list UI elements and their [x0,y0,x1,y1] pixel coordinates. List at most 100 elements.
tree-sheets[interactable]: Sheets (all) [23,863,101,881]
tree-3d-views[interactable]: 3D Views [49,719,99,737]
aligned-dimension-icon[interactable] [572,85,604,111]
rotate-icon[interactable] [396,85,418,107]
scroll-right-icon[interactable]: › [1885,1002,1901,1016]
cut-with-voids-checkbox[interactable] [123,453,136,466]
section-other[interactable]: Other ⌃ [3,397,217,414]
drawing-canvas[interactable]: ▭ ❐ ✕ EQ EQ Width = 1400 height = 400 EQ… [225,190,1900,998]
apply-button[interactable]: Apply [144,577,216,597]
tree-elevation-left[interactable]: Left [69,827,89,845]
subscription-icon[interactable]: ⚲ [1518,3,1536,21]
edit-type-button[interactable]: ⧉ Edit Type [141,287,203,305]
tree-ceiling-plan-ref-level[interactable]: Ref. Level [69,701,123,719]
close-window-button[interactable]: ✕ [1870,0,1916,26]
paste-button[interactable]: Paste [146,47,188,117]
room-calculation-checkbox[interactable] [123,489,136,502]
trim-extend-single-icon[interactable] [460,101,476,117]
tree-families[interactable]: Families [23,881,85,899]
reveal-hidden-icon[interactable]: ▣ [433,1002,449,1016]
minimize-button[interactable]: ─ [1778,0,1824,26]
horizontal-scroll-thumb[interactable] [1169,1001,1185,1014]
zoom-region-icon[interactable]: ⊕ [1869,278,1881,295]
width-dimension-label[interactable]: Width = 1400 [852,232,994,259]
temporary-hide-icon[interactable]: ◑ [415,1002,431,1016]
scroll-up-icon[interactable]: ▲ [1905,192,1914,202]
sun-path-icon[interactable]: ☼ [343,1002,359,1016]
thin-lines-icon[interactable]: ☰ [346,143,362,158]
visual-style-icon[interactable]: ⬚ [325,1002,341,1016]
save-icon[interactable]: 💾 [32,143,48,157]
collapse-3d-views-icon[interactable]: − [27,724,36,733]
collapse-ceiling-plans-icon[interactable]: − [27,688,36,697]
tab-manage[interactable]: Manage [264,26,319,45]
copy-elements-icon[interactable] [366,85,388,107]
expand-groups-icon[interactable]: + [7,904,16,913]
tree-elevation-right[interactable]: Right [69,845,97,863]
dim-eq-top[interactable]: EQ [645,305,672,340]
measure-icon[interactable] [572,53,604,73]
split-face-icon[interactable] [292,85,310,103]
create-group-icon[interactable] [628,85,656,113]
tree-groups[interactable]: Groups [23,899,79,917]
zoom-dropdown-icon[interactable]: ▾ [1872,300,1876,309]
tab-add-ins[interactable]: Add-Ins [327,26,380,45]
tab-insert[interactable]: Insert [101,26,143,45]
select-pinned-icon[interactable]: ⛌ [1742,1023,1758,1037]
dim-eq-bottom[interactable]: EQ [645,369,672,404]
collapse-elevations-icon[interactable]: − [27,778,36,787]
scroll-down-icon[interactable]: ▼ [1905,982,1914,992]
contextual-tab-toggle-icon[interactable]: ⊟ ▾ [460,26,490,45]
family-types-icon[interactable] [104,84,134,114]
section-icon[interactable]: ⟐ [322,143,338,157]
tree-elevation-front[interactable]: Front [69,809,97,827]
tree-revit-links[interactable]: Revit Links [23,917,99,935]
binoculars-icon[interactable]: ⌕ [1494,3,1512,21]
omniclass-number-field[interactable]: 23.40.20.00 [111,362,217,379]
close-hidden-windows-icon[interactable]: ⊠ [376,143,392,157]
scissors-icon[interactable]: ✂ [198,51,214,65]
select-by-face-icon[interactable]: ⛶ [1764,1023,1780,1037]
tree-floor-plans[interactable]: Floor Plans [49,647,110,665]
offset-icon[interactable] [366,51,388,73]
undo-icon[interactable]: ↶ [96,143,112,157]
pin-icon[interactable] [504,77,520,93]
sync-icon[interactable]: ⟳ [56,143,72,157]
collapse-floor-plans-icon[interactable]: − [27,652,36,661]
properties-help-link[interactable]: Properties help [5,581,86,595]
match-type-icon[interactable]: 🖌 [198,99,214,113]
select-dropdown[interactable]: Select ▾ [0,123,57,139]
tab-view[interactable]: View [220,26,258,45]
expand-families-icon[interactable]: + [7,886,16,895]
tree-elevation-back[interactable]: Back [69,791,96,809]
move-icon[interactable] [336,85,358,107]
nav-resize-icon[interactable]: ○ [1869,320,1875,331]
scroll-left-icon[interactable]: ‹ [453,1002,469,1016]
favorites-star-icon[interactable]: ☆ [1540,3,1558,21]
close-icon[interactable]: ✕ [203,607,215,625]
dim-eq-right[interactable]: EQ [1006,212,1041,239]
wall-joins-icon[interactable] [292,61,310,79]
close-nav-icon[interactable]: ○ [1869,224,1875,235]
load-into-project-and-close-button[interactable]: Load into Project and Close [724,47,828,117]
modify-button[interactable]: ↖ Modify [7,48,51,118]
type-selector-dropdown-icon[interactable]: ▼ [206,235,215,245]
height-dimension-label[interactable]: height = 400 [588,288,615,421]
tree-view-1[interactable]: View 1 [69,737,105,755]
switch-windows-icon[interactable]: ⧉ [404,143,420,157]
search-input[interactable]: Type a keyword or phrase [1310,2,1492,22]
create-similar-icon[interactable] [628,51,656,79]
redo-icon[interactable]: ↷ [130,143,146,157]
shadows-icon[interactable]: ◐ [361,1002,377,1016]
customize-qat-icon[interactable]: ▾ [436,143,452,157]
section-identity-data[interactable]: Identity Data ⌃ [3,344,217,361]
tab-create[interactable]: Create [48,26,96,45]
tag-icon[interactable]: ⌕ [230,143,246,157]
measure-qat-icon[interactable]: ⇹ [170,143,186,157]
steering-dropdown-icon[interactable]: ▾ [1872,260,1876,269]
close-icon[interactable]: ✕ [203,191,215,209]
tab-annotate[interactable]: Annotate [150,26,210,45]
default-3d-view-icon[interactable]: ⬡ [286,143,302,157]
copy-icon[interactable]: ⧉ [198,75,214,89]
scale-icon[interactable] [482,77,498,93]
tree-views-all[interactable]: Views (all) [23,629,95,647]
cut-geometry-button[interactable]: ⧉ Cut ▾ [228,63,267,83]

WHAT THIS TASK INVOLVES:
Rewrite the item above as a JSON list of strings, with one string per line. Omit blank lines.

FULL ANSWER:
[
  "list UI elements and their [x0,y0,x1,y1] pixel coordinates. List at most 100 elements.",
  "tree-sheets[interactable]: Sheets (all) [23,863,101,881]",
  "tree-3d-views[interactable]: 3D Views [49,719,99,737]",
  "aligned-dimension-icon[interactable] [572,85,604,111]",
  "rotate-icon[interactable] [396,85,418,107]",
  "scroll-right-icon[interactable]: › [1885,1002,1901,1016]",
  "cut-with-voids-checkbox[interactable] [123,453,136,466]",
  "section-other[interactable]: Other ⌃ [3,397,217,414]",
  "drawing-canvas[interactable]: ▭ ❐ ✕ EQ EQ Width = 1400 height = 400 EQ… [225,190,1900,998]",
  "apply-button[interactable]: Apply [144,577,216,597]",
  "tree-elevation-left[interactable]: Left [69,827,89,845]",
  "subscription-icon[interactable]: ⚲ [1518,3,1536,21]",
  "edit-type-button[interactable]: ⧉ Edit Type [141,287,203,305]",
  "tree-ceiling-plan-ref-level[interactable]: Ref. Level [69,701,123,719]",
  "close-window-button[interactable]: ✕ [1870,0,1916,26]",
  "paste-button[interactable]: Paste [146,47,188,117]",
  "room-calculation-checkbox[interactable] [123,489,136,502]",
  "trim-extend-single-icon[interactable] [460,101,476,117]",
  "tree-families[interactable]: Families [23,881,85,899]",
  "reveal-hidden-icon[interactable]: ▣ [433,1002,449,1016]",
  "minimize-button[interactable]: ─ [1778,0,1824,26]",
  "horizontal-scroll-thumb[interactable] [1169,1001,1185,1014]",
  "zoom-region-icon[interactable]: ⊕ [1869,278,1881,295]",
  "width-dimension-label[interactable]: Width = 1400 [852,232,994,259]",
  "temporary-hide-icon[interactable]: ◑ [415,1002,431,1016]",
  "scroll-up-icon[interactable]: ▲ [1905,192,1914,202]",
  "sun-path-icon[interactable]: ☼ [343,1002,359,1016]",
  "thin-lines-icon[interactable]: ☰ [346,143,362,158]",
  "visual-style-icon[interactable]: ⬚ [325,1002,341,1016]",
  "save-icon[interactable]: 💾 [32,143,48,157]",
  "collapse-3d-views-icon[interactable]: − [27,724,36,733]",
  "collapse-ceiling-plans-icon[interactable]: − [27,688,36,697]",
  "tab-manage[interactable]: Manage [264,26,319,45]",
  "copy-elements-icon[interactable] [366,85,388,107]",
  "expand-groups-icon[interactable]: + [7,904,16,913]",
  "tree-elevation-right[interactable]: Right [69,845,97,863]",
  "dim-eq-top[interactable]: EQ [645,305,672,340]",
  "measure-icon[interactable] [572,53,604,73]",
  "split-face-icon[interactable] [292,85,310,103]",
  "create-group-icon[interactable] [628,85,656,113]",
  "tree-groups[interactable]: Groups [23,899,79,917]",
  "zoom-dropdown-icon[interactable]: ▾ [1872,300,1876,309]",
  "tab-add-ins[interactable]: Add-Ins [327,26,380,45]",
  "tab-insert[interactable]: Insert [101,26,143,45]",
  "select-pinned-icon[interactable]: ⛌ [1742,1023,1758,1037]",
  "dim-eq-bottom[interactable]: EQ [645,369,672,404]",
  "collapse-elevations-icon[interactable]: − [27,778,36,787]",
  "scroll-down-icon[interactable]: ▼ [1905,982,1914,992]",
  "contextual-tab-toggle-icon[interactable]: ⊟ ▾ [460,26,490,45]",
  "family-types-icon[interactable] [104,84,134,114]",
  "section-icon[interactable]: ⟐ [322,143,338,157]",
  "tree-elevation-front[interactable]: Front [69,809,97,827]",
  "tree-revit-links[interactable]: Revit Links [23,917,99,935]",
  "binoculars-icon[interactable]: ⌕ [1494,3,1512,21]",
  "omniclass-number-field[interactable]: 23.40.20.00 [111,362,217,379]",
  "close-hidden-windows-icon[interactable]: ⊠ [376,143,392,157]",
  "scissors-icon[interactable]: ✂ [198,51,214,65]",
  "select-by-face-icon[interactable]: ⛶ [1764,1023,1780,1037]",
  "tree-floor-plans[interactable]: Floor Plans [49,647,110,665]",
  "offset-icon[interactable] [366,51,388,73]",
  "undo-icon[interactable]: ↶ [96,143,112,157]",
  "pin-icon[interactable] [504,77,520,93]",
  "sync-icon[interactable]: ⟳ [56,143,72,157]",
  "collapse-floor-plans-icon[interactable]: − [27,652,36,661]",
  "properties-help-link[interactable]: Properties help [5,581,86,595]",
  "match-type-icon[interactable]: 🖌 [198,99,214,113]",
  "select-dropdown[interactable]: Select ▾ [0,123,57,139]",
  "tab-view[interactable]: View [220,26,258,45]",
  "expand-families-icon[interactable]: + [7,886,16,895]",
  "tree-elevation-back[interactable]: Back [69,791,96,809]",
  "move-icon[interactable] [336,85,358,107]",
  "nav-resize-icon[interactable]: ○ [1869,320,1875,331]",
  "scroll-left-icon[interactable]: ‹ [453,1002,469,1016]",
  "favorites-star-icon[interactable]: ☆ [1540,3,1558,21]",
  "close-icon[interactable]: ✕ [203,607,215,625]",
  "dim-eq-right[interactable]: EQ [1006,212,1041,239]",
  "wall-joins-icon[interactable] [292,61,310,79]",
  "close-nav-icon[interactable]: ○ [1869,224,1875,235]",
  "load-into-project-and-close-button[interactable]: Load into Project and Close [724,47,828,117]",
  "modify-button[interactable]: ↖ Modify [7,48,51,118]",
  "type-selector-dropdown-icon[interactable]: ▼ [206,235,215,245]",
  "height-dimension-label[interactable]: height = 400 [588,288,615,421]",
  "tree-view-1[interactable]: View 1 [69,737,105,755]",
  "switch-windows-icon[interactable]: ⧉ [404,143,420,157]",
  "search-input[interactable]: Type a keyword or phrase [1310,2,1492,22]",
  "create-similar-icon[interactable] [628,51,656,79]",
  "redo-icon[interactable]: ↷ [130,143,146,157]",
  "shadows-icon[interactable]: ◐ [361,1002,377,1016]",
  "customize-qat-icon[interactable]: ▾ [436,143,452,157]",
  "section-identity-data[interactable]: Identity Data ⌃ [3,344,217,361]",
  "tab-create[interactable]: Create [48,26,96,45]",
  "tag-icon[interactable]: ⌕ [230,143,246,157]",
  "measure-qat-icon[interactable]: ⇹ [170,143,186,157]",
  "steering-dropdown-icon[interactable]: ▾ [1872,260,1876,269]",
  "close-icon[interactable]: ✕ [203,191,215,209]",
  "tab-annotate[interactable]: Annotate [150,26,210,45]",
  "default-3d-view-icon[interactable]: ⬡ [286,143,302,157]",
  "copy-icon[interactable]: ⧉ [198,75,214,89]",
  "scale-icon[interactable] [482,77,498,93]",
  "tree-views-all[interactable]: Views (all) [23,629,95,647]",
  "cut-geometry-button[interactable]: ⧉ Cut ▾ [228,63,267,83]"
]